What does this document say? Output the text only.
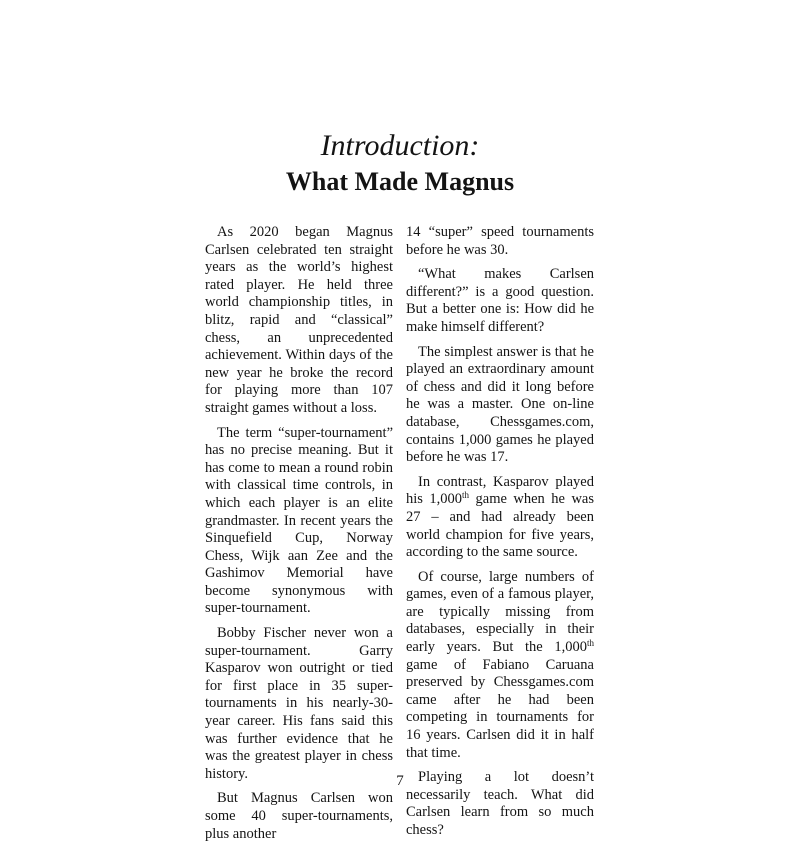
Introduction:
What Made Magnus

As 2020 began Magnus Carlsen celebrated ten straight years as the world’s highest rated player. He held three world championship titles, in blitz, rapid and “classical” chess, an unprecedented achievement. Within days of the new year he broke the record for playing more than 107 straight games without a loss.

The term “super-tournament” has no precise meaning. But it has come to mean a round robin with classical time controls, in which each player is an elite grandmaster. In recent years the Sinquefield Cup, Norway Chess, Wijk aan Zee and the Gashimov Memorial have become synonymous with super-tournament.

Bobby Fischer never won a super-tournament. Garry Kasparov won outright or tied for first place in 35 super-tournaments in his nearly-30-year career. His fans said this was further evidence that he was the greatest player in chess history.

But Magnus Carlsen won some 40 super-tournaments, plus another

14 “super” speed tournaments before he was 30.

“What makes Carlsen different?” is a good question. But a better one is: How did he make himself different?

The simplest answer is that he played an extraordinary amount of chess and did it long before he was a master. One on-line database, Chessgames.com, contains 1,000 games he played before he was 17.

In contrast, Kasparov played his 1,000th game when he was 27 – and had already been world champion for five years, according to the same source.

Of course, large numbers of games, even of a famous player, are typically missing from databases, especially in their early years. But the 1,000th game of Fabiano Caruana preserved by Chessgames.com came after he had been competing in tournaments for 16 years. Carlsen did it in half that time.

Playing a lot doesn’t necessarily teach. What did Carlsen learn from so much chess?

7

» Description of the task:
Identify the lines in the entries that hold "What" and return each one.

» Correct output:
What does this document say? Output the text only.
What Made Magnus
“What makes Carlsen different?” is a good question. But a better one is: How did he make himself different?
Playing a lot doesn’t necessarily teach. What did Carlsen learn from so much chess?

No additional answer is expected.